Dataset entries:

□ □ □ □ □ □ □

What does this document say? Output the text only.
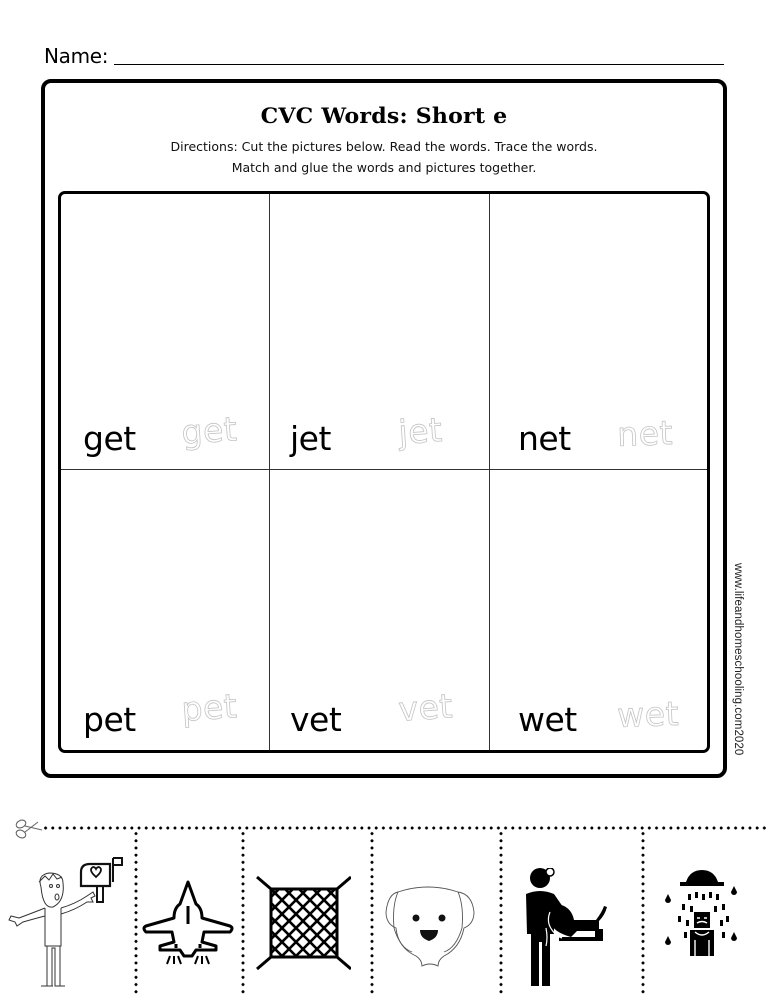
Name:
CVC Words: Short e
Directions: Cut the pictures below. Read the words. Trace the words. Match and glue the words and pictures together.
get get jet jet net net
pet pet vet vet wet wet	www.lifeandhomeschooling.com2020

□ □ □ □ □ □ □

■ Written task
Quote the material word for word, dropping any images it holds.

■ Answer to this exercise
What does this document say? Output the text only.
Name:
CVC Words: Short e
Directions: Cut the pictures below. Read the words. Trace the words. Match and glue the words and pictures together.
get get jet jet net net
pet pet vet vet wet wet	www.lifeandhomeschooling.com2020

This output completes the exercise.